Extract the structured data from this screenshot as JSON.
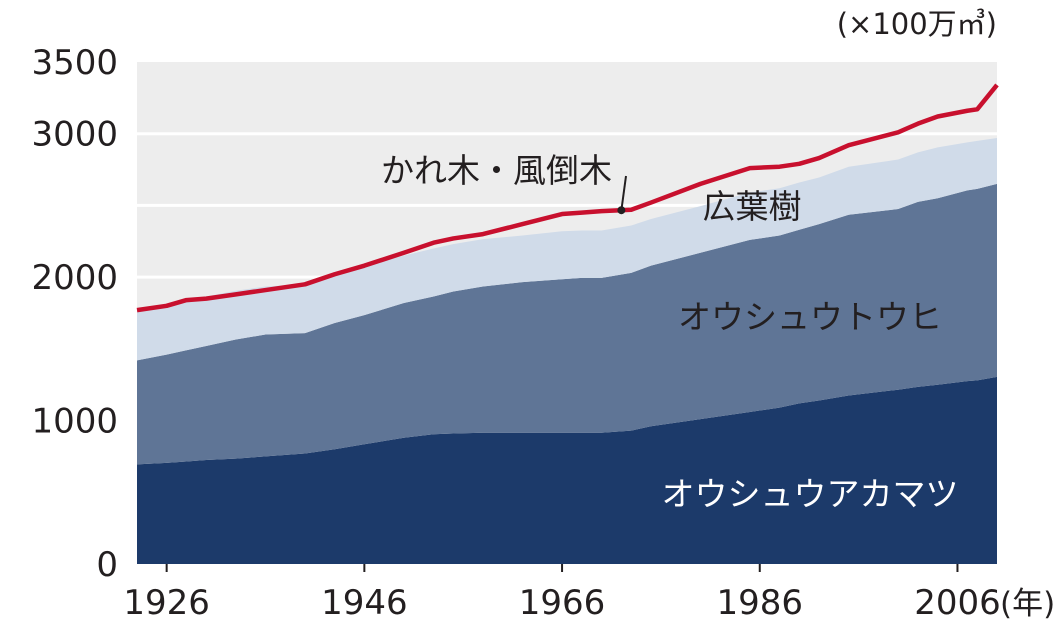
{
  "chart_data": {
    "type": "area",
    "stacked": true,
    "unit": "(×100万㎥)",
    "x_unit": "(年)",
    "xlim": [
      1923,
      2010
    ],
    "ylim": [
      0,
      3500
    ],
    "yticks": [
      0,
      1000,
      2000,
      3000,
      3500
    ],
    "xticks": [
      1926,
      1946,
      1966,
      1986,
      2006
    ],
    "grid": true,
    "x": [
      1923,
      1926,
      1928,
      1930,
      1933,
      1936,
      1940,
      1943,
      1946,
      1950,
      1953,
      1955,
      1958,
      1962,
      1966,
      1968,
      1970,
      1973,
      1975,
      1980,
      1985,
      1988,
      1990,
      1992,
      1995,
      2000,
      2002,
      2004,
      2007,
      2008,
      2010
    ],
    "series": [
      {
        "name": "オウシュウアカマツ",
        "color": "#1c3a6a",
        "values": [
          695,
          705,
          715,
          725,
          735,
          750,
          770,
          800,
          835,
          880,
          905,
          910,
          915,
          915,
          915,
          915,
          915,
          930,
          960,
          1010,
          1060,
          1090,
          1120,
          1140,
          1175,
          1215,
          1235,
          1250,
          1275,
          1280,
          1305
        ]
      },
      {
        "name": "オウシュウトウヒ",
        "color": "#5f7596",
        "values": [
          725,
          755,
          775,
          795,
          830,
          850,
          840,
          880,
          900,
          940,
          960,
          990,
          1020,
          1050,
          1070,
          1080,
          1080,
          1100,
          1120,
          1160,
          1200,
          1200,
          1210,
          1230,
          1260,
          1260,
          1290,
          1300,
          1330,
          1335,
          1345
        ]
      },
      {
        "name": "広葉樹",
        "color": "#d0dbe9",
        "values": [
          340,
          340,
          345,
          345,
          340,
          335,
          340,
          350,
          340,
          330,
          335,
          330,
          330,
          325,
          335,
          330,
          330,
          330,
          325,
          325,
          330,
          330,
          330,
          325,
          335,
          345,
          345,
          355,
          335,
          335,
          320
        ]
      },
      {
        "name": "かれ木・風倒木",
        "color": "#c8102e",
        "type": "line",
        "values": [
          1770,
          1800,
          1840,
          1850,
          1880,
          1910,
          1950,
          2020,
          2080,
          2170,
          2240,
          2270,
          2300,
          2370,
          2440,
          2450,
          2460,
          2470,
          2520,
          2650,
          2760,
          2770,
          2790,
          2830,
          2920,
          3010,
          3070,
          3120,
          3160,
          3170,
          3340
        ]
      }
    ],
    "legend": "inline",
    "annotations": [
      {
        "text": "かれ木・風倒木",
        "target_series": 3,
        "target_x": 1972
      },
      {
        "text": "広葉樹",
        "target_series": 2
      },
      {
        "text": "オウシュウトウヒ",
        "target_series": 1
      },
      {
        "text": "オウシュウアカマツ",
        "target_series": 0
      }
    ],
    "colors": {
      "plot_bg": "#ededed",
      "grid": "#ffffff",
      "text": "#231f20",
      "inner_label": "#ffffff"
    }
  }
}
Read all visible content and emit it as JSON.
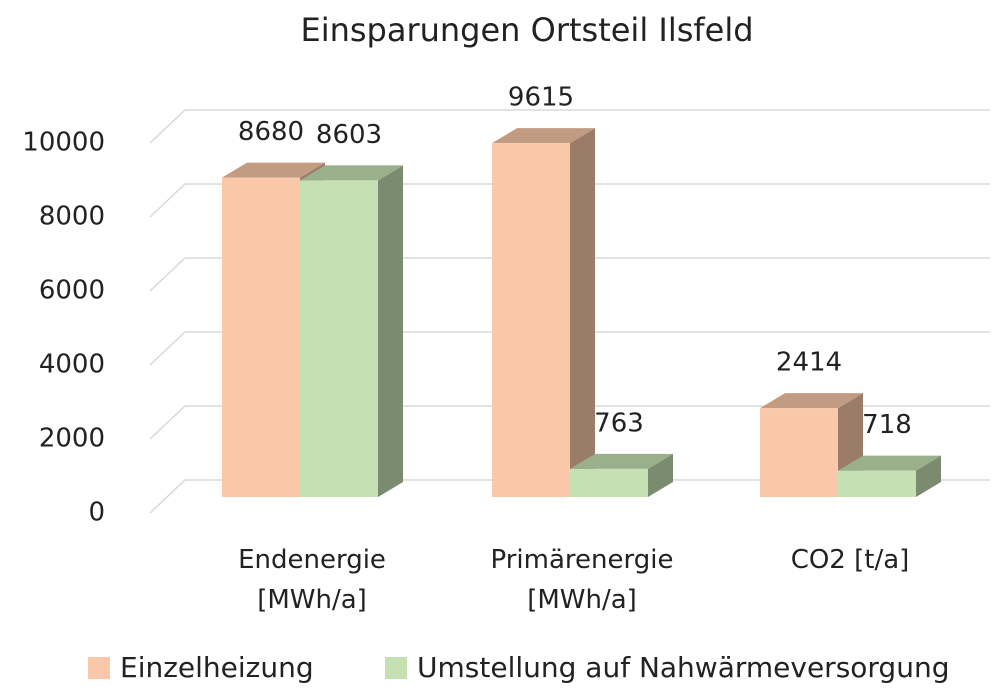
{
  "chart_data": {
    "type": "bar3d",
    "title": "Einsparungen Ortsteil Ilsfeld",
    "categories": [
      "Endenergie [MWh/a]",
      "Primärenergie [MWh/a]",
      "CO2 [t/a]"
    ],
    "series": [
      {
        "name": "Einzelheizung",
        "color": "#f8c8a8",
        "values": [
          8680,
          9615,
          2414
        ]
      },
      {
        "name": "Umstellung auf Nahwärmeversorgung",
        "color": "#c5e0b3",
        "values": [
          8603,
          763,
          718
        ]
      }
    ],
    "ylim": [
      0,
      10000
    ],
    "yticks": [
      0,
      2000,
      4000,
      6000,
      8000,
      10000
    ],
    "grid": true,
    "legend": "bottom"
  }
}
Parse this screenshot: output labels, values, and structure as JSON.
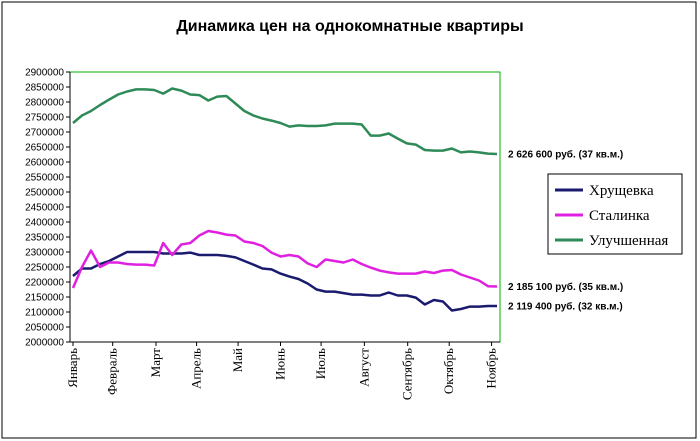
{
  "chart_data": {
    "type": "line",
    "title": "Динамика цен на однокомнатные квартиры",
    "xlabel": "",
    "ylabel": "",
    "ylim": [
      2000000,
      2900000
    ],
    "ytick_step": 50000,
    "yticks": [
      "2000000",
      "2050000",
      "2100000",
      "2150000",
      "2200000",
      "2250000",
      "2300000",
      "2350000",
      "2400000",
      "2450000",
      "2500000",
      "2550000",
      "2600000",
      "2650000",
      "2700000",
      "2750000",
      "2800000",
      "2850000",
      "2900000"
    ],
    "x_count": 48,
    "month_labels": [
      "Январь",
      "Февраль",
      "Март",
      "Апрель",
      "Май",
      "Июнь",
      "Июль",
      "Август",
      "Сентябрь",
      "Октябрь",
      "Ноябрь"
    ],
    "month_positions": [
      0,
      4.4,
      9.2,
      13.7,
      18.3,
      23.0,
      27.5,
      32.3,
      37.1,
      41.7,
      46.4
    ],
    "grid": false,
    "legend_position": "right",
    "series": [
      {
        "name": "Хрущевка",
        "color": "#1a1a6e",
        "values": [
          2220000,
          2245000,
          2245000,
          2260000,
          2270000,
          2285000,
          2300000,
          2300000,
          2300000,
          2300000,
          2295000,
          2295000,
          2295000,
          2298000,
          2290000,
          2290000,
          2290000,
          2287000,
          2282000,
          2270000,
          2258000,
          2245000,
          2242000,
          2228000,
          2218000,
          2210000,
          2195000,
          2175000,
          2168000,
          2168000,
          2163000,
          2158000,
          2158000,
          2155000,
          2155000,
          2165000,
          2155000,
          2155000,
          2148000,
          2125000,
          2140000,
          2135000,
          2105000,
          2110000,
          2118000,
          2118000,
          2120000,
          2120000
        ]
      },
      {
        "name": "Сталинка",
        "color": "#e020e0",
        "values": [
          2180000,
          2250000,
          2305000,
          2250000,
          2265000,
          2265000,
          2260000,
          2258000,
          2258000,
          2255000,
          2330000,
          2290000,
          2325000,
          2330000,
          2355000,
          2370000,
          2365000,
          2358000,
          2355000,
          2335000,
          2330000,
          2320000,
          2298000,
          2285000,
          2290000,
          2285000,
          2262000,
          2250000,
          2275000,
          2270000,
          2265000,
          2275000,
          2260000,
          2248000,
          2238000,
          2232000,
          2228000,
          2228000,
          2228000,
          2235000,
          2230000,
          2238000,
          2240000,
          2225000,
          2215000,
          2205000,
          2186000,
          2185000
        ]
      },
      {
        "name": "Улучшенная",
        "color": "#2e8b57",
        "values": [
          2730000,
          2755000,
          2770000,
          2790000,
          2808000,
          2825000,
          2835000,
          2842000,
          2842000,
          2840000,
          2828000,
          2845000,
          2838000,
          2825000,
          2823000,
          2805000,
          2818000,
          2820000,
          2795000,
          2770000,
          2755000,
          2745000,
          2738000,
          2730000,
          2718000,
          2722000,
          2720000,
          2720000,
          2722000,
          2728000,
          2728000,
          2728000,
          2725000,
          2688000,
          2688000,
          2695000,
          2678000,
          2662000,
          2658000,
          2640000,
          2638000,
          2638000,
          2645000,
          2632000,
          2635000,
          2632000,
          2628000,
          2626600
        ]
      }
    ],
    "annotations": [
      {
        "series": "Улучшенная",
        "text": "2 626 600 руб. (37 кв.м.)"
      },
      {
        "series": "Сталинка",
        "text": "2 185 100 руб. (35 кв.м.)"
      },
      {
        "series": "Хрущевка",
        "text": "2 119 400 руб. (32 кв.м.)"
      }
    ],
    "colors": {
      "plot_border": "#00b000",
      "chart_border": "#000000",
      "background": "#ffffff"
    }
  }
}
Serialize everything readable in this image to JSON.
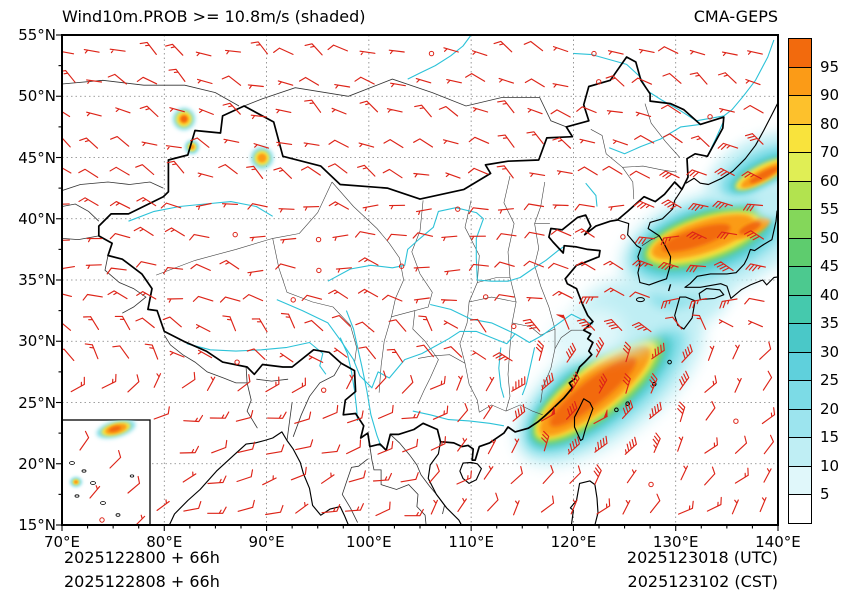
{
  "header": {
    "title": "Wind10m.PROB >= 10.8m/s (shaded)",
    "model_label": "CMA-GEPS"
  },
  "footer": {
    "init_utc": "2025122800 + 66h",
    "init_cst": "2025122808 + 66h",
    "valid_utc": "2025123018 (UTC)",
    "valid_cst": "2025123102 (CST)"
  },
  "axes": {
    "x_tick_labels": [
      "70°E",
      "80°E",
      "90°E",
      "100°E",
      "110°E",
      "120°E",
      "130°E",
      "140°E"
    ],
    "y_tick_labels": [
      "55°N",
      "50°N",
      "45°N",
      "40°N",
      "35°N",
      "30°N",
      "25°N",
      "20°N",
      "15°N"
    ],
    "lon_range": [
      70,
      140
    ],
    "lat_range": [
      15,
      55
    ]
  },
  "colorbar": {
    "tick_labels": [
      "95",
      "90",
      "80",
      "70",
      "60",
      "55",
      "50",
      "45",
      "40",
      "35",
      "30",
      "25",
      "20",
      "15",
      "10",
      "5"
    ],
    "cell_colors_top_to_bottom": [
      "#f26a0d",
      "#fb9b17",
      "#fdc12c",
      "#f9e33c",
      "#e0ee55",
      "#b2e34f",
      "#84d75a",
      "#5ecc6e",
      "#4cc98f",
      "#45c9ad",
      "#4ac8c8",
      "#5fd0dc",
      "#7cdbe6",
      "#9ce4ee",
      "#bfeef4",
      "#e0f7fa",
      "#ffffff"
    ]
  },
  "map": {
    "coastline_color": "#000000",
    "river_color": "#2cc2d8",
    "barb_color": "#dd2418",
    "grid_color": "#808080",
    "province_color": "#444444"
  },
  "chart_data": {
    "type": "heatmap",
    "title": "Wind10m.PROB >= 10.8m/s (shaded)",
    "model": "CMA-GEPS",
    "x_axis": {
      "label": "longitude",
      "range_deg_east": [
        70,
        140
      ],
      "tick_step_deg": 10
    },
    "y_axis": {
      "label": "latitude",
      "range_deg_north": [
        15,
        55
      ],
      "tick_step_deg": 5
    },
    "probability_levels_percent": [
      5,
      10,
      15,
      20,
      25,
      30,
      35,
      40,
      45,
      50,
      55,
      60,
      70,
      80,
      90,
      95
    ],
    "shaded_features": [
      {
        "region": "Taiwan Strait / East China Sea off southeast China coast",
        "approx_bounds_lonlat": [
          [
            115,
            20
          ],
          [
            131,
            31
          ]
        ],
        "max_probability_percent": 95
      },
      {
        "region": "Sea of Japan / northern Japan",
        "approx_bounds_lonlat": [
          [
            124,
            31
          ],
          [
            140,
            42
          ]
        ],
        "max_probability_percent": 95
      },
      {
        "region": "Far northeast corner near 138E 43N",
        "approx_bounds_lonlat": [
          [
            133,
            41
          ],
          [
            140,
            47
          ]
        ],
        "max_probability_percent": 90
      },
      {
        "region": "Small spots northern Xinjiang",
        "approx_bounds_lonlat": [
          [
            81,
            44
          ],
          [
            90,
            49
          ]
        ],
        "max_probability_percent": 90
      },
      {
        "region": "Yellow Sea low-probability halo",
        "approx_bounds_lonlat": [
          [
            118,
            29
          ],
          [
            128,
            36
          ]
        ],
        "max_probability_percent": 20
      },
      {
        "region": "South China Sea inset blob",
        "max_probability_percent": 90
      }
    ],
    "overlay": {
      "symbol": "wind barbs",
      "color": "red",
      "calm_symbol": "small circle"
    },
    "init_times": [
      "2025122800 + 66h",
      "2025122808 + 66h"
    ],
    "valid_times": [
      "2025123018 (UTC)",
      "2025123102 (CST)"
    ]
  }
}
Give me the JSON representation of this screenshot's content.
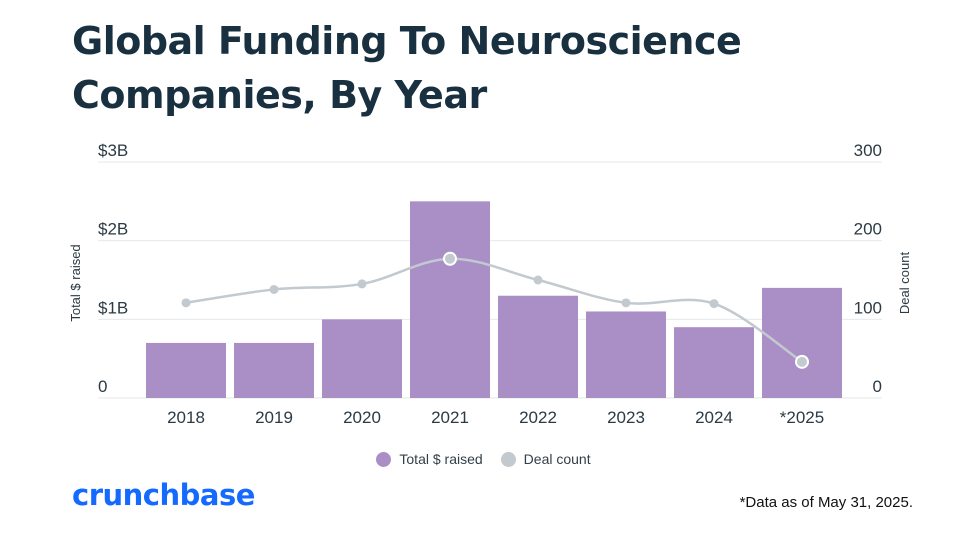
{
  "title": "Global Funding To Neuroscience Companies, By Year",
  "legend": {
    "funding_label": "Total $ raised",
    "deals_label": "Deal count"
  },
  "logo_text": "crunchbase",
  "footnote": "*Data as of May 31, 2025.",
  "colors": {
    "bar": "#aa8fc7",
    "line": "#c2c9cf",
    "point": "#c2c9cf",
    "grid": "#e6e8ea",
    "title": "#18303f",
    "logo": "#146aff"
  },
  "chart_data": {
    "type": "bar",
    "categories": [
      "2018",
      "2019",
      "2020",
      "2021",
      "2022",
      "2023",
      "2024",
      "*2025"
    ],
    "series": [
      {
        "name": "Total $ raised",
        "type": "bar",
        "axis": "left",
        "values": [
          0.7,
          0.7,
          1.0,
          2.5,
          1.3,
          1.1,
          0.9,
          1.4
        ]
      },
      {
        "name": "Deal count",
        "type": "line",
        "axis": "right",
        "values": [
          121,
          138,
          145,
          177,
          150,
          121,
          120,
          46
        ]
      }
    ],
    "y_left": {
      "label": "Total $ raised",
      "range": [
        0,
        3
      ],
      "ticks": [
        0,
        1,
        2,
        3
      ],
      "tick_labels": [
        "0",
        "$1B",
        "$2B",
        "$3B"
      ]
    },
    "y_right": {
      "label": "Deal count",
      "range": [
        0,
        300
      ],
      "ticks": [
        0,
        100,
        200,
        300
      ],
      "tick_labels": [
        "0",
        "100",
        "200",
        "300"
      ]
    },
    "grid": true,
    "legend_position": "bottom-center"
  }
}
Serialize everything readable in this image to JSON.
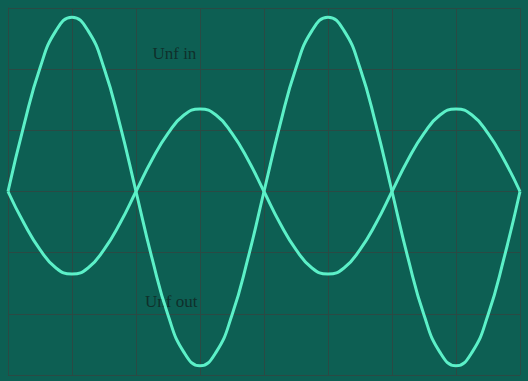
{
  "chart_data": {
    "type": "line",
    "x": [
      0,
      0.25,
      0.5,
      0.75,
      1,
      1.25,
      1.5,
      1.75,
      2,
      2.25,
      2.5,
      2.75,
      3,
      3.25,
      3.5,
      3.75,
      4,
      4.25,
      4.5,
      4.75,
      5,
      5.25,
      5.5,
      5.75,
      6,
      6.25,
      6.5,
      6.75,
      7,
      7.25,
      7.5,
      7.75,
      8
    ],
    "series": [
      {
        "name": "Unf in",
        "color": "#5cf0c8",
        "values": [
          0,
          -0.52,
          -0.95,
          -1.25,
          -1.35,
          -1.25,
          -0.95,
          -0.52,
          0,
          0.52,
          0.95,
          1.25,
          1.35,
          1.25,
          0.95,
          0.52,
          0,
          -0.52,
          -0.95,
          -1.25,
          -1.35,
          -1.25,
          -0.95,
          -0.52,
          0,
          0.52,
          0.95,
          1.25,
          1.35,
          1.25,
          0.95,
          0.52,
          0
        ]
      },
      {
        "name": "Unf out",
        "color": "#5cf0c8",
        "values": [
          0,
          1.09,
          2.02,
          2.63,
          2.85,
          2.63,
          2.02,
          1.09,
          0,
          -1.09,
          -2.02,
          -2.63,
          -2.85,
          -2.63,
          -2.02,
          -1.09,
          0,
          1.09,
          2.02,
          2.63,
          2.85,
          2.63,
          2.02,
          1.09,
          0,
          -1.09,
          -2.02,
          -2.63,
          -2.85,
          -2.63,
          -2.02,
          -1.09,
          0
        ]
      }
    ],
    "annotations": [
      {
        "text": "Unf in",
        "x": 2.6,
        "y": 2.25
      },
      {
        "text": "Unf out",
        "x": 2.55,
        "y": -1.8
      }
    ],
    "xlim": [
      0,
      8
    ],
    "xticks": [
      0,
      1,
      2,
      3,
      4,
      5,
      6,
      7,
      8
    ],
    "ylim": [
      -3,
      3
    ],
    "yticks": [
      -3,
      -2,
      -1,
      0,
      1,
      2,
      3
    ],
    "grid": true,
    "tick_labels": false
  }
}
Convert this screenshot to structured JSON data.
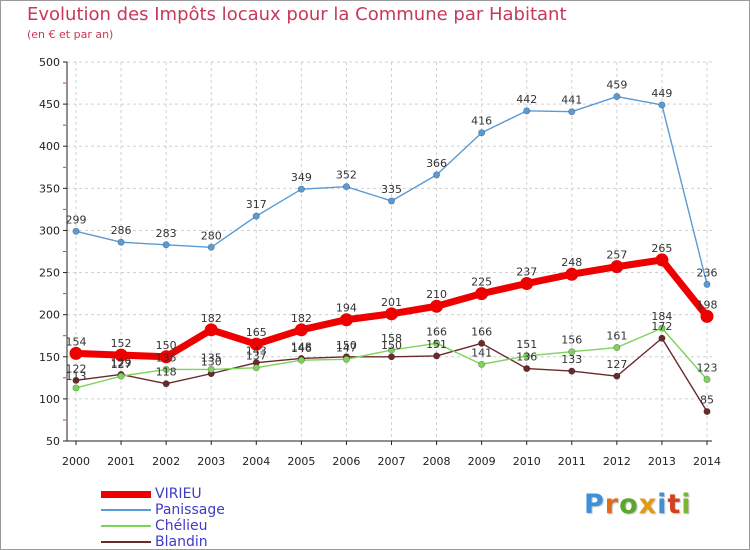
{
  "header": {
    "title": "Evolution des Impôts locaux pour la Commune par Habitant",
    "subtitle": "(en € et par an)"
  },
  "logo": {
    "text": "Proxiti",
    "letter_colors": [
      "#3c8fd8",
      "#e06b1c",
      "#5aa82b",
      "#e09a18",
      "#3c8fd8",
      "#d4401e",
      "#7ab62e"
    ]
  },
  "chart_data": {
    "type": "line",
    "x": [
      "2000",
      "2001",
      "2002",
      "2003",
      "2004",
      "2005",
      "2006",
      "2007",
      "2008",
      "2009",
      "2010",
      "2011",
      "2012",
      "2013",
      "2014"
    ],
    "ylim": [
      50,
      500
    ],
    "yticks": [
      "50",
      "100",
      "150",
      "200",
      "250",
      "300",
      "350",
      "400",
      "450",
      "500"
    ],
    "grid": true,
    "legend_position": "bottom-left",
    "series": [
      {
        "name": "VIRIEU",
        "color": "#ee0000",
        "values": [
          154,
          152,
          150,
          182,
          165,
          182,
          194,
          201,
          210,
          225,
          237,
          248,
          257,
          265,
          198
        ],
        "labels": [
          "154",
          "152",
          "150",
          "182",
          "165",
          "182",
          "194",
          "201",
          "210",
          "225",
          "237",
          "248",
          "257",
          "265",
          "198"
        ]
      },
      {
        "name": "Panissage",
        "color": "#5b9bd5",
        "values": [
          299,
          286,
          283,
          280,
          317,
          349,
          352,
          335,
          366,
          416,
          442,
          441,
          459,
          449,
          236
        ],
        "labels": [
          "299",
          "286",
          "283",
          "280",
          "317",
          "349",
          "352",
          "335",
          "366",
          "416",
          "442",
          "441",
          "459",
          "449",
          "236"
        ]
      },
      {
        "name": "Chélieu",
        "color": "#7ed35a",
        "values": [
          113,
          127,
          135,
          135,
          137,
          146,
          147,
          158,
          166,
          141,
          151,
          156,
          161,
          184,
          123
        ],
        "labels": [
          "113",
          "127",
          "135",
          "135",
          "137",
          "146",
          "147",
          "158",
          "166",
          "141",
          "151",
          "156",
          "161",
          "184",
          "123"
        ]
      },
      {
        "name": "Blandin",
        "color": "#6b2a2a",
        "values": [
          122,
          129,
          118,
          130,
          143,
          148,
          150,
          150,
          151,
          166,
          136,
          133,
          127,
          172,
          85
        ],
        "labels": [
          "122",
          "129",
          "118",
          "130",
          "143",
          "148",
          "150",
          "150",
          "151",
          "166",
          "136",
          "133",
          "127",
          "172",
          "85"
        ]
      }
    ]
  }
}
= = = = =
* _Work required_: Tally the lines in the listing that hold "screenshot" and report the number alone.

* _Answer to this task_: 4